→ Set exercise: Below is a set of records; print all of them exactly as written.

Collected data
(begin)
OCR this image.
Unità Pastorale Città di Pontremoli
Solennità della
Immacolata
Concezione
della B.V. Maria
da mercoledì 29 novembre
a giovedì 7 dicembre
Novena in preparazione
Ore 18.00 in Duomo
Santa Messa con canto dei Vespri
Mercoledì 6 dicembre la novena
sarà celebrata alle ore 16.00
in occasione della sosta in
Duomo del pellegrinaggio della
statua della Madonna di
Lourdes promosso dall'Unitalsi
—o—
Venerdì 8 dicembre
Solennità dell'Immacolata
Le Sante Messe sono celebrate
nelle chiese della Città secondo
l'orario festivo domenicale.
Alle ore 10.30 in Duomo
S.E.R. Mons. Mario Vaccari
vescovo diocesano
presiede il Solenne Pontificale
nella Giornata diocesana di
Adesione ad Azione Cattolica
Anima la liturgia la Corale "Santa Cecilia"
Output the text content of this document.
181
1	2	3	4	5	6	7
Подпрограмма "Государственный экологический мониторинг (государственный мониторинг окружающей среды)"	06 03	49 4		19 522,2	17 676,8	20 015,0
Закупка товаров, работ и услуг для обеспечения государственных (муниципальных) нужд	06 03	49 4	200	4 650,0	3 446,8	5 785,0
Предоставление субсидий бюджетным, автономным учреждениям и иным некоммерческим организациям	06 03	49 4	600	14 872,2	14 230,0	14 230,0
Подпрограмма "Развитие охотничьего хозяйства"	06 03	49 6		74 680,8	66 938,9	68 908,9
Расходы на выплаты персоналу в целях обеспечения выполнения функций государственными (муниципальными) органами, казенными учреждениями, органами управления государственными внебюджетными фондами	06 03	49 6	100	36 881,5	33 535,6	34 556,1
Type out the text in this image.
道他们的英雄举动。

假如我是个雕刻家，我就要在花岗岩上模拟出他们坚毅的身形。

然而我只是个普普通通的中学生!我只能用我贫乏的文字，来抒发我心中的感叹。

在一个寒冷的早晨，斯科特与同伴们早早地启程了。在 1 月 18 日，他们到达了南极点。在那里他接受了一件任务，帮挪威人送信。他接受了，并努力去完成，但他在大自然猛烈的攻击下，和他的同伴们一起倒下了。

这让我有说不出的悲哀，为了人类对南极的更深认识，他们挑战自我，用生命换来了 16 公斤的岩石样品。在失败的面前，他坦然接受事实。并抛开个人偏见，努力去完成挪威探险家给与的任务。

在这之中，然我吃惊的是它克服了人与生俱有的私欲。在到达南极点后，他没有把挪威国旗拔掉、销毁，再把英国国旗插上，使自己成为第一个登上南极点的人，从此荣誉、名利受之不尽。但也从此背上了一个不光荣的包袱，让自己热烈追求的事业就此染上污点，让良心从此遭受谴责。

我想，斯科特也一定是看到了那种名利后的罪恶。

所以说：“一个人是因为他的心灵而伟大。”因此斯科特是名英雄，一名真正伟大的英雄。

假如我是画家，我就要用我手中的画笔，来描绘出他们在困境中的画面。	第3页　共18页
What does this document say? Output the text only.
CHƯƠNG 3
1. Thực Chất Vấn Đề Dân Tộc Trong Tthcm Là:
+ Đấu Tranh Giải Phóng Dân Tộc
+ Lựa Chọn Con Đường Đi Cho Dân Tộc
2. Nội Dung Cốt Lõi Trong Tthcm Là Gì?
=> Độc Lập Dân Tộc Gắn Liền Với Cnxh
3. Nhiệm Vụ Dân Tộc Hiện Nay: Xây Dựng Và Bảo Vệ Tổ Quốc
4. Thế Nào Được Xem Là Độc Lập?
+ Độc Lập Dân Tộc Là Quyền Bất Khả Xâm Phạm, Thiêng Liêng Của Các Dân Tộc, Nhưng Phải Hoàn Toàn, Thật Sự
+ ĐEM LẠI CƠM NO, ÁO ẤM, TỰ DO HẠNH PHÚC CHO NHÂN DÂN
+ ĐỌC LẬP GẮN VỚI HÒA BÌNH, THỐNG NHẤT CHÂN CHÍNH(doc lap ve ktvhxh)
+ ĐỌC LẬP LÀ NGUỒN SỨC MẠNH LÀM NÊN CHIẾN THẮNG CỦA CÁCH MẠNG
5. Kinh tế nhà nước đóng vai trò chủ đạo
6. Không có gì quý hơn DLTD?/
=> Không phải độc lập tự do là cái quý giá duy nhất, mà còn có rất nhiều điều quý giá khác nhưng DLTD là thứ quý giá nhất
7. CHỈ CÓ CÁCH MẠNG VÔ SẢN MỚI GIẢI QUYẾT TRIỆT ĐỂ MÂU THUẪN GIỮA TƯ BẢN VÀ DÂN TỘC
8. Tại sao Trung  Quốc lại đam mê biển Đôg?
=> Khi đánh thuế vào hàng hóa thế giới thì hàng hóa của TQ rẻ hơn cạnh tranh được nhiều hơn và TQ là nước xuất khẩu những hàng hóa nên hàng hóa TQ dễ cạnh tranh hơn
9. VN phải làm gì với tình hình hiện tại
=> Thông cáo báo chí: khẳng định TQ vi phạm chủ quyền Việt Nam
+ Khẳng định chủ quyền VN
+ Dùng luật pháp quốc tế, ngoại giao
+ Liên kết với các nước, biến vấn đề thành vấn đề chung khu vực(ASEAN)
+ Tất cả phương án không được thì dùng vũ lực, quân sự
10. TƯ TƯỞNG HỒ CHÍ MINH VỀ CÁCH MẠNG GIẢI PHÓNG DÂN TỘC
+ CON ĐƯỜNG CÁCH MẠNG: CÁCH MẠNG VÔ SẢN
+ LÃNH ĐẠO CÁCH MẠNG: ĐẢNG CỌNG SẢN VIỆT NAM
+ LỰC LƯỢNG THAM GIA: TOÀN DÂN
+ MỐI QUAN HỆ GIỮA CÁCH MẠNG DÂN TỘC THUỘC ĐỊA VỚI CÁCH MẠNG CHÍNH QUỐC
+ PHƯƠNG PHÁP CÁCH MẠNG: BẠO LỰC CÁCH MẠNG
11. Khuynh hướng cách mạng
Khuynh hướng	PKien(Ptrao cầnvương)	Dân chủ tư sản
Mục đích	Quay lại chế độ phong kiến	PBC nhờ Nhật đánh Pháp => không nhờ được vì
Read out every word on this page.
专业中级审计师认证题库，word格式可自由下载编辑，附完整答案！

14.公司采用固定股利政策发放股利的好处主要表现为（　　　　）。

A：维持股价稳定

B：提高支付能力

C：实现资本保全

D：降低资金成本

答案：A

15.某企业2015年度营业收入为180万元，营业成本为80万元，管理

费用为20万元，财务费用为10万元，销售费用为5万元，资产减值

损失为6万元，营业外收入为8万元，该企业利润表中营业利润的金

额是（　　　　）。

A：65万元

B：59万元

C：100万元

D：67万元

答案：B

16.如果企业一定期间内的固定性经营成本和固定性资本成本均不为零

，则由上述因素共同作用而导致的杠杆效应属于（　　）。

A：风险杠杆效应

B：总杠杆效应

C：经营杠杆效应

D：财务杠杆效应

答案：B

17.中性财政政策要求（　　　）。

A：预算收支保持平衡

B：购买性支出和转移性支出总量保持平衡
(end)
→ Answer to this task:
OCR this image.
Unità Pastorale Città di Pontremoli
Solennità della
Immacolata
Concezione
della B.V. Maria
da mercoledì 29 novembre
a giovedì 7 dicembre
Novena in preparazione
Ore 18.00 in Duomo
Santa Messa con canto dei Vespri
Mercoledì 6 dicembre la novena
sarà celebrata alle ore 16.00
in occasione della sosta in
Duomo del pellegrinaggio della
statua della Madonna di
Lourdes promosso dall'Unitalsi
—o—
Venerdì 8 dicembre
Solennità dell'Immacolata
Le Sante Messe sono celebrate
nelle chiese della Città secondo
l'orario festivo domenicale.
Alle ore 10.30 in Duomo
S.E.R. Mons. Mario Vaccari
vescovo diocesano
presiede il Solenne Pontificale
nella Giornata diocesana di
Adesione ad Azione Cattolica
Anima la liturgia la Corale "Santa Cecilia"
Output the text content of this document.
181
1	2	3	4	5	6	7
Подпрограмма "Государственный экологический мониторинг (государственный мониторинг окружающей среды)"	06 03	49 4		19 522,2	17 676,8	20 015,0
Закупка товаров, работ и услуг для обеспечения государственных (муниципальных) нужд	06 03	49 4	200	4 650,0	3 446,8	5 785,0
Предоставление субсидий бюджетным, автономным учреждениям и иным некоммерческим организациям	06 03	49 4	600	14 872,2	14 230,0	14 230,0
Подпрограмма "Развитие охотничьего хозяйства"	06 03	49 6		74 680,8	66 938,9	68 908,9
Расходы на выплаты персоналу в целях обеспечения выполнения функций государственными (муниципальными) органами, казенными учреждениями, органами управления государственными внебюджетными фондами	06 03	49 6	100	36 881,5	33 535,6	34 556,1
Type out the text in this image.
道他们的英雄举动。

假如我是个雕刻家，我就要在花岗岩上模拟出他们坚毅的身形。

然而我只是个普普通通的中学生!我只能用我贫乏的文字，来抒发我心中的感叹。

在一个寒冷的早晨，斯科特与同伴们早早地启程了。在 1 月 18 日，他们到达了南极点。在那里他接受了一件任务，帮挪威人送信。他接受了，并努力去完成，但他在大自然猛烈的攻击下，和他的同伴们一起倒下了。

这让我有说不出的悲哀，为了人类对南极的更深认识，他们挑战自我，用生命换来了 16 公斤的岩石样品。在失败的面前，他坦然接受事实。并抛开个人偏见，努力去完成挪威探险家给与的任务。

在这之中，然我吃惊的是它克服了人与生俱有的私欲。在到达南极点后，他没有把挪威国旗拔掉、销毁，再把英国国旗插上，使自己成为第一个登上南极点的人，从此荣誉、名利受之不尽。但也从此背上了一个不光荣的包袱，让自己热烈追求的事业就此染上污点，让良心从此遭受谴责。

我想，斯科特也一定是看到了那种名利后的罪恶。

所以说：“一个人是因为他的心灵而伟大。”因此斯科特是名英雄，一名真正伟大的英雄。

假如我是画家，我就要用我手中的画笔，来描绘出他们在困境中的画面。	第3页　共18页
What does this document say? Output the text only.
CHƯƠNG 3
1. Thực Chất Vấn Đề Dân Tộc Trong Tthcm Là:
+ Đấu Tranh Giải Phóng Dân Tộc
+ Lựa Chọn Con Đường Đi Cho Dân Tộc
2. Nội Dung Cốt Lõi Trong Tthcm Là Gì?
=> Độc Lập Dân Tộc Gắn Liền Với Cnxh
3. Nhiệm Vụ Dân Tộc Hiện Nay: Xây Dựng Và Bảo Vệ Tổ Quốc
4. Thế Nào Được Xem Là Độc Lập?
+ Độc Lập Dân Tộc Là Quyền Bất Khả Xâm Phạm, Thiêng Liêng Của Các Dân Tộc, Nhưng Phải Hoàn Toàn, Thật Sự
+ ĐEM LẠI CƠM NO, ÁO ẤM, TỰ DO HẠNH PHÚC CHO NHÂN DÂN
+ ĐỌC LẬP GẮN VỚI HÒA BÌNH, THỐNG NHẤT CHÂN CHÍNH(doc lap ve ktvhxh)
+ ĐỌC LẬP LÀ NGUỒN SỨC MẠNH LÀM NÊN CHIẾN THẮNG CỦA CÁCH MẠNG
5. Kinh tế nhà nước đóng vai trò chủ đạo
6. Không có gì quý hơn DLTD?/
=> Không phải độc lập tự do là cái quý giá duy nhất, mà còn có rất nhiều điều quý giá khác nhưng DLTD là thứ quý giá nhất
7. CHỈ CÓ CÁCH MẠNG VÔ SẢN MỚI GIẢI QUYẾT TRIỆT ĐỂ MÂU THUẪN GIỮA TƯ BẢN VÀ DÂN TỘC
8. Tại sao Trung  Quốc lại đam mê biển Đôg?
=> Khi đánh thuế vào hàng hóa thế giới thì hàng hóa của TQ rẻ hơn cạnh tranh được nhiều hơn và TQ là nước xuất khẩu những hàng hóa nên hàng hóa TQ dễ cạnh tranh hơn
9. VN phải làm gì với tình hình hiện tại
=> Thông cáo báo chí: khẳng định TQ vi phạm chủ quyền Việt Nam
+ Khẳng định chủ quyền VN
+ Dùng luật pháp quốc tế, ngoại giao
+ Liên kết với các nước, biến vấn đề thành vấn đề chung khu vực(ASEAN)
+ Tất cả phương án không được thì dùng vũ lực, quân sự
10. TƯ TƯỞNG HỒ CHÍ MINH VỀ CÁCH MẠNG GIẢI PHÓNG DÂN TỘC
+ CON ĐƯỜNG CÁCH MẠNG: CÁCH MẠNG VÔ SẢN
+ LÃNH ĐẠO CÁCH MẠNG: ĐẢNG CỌNG SẢN VIỆT NAM
+ LỰC LƯỢNG THAM GIA: TOÀN DÂN
+ MỐI QUAN HỆ GIỮA CÁCH MẠNG DÂN TỘC THUỘC ĐỊA VỚI CÁCH MẠNG CHÍNH QUỐC
+ PHƯƠNG PHÁP CÁCH MẠNG: BẠO LỰC CÁCH MẠNG
11. Khuynh hướng cách mạng
Khuynh hướng	PKien(Ptrao cầnvương)	Dân chủ tư sản
Mục đích	Quay lại chế độ phong kiến	PBC nhờ Nhật đánh Pháp => không nhờ được vì
Read out every word on this page.
专业中级审计师认证题库，word格式可自由下载编辑，附完整答案！

14.公司采用固定股利政策发放股利的好处主要表现为（　　　　）。

A：维持股价稳定

B：提高支付能力

C：实现资本保全

D：降低资金成本

答案：A

15.某企业2015年度营业收入为180万元，营业成本为80万元，管理

费用为20万元，财务费用为10万元，销售费用为5万元，资产减值

损失为6万元，营业外收入为8万元，该企业利润表中营业利润的金

额是（　　　　）。

A：65万元

B：59万元

C：100万元

D：67万元

答案：B

16.如果企业一定期间内的固定性经营成本和固定性资本成本均不为零

，则由上述因素共同作用而导致的杠杆效应属于（　　）。

A：风险杠杆效应

B：总杠杆效应

C：经营杠杆效应

D：财务杠杆效应

答案：B

17.中性财政政策要求（　　　）。

A：预算收支保持平衡

B：购买性支出和转移性支出总量保持平衡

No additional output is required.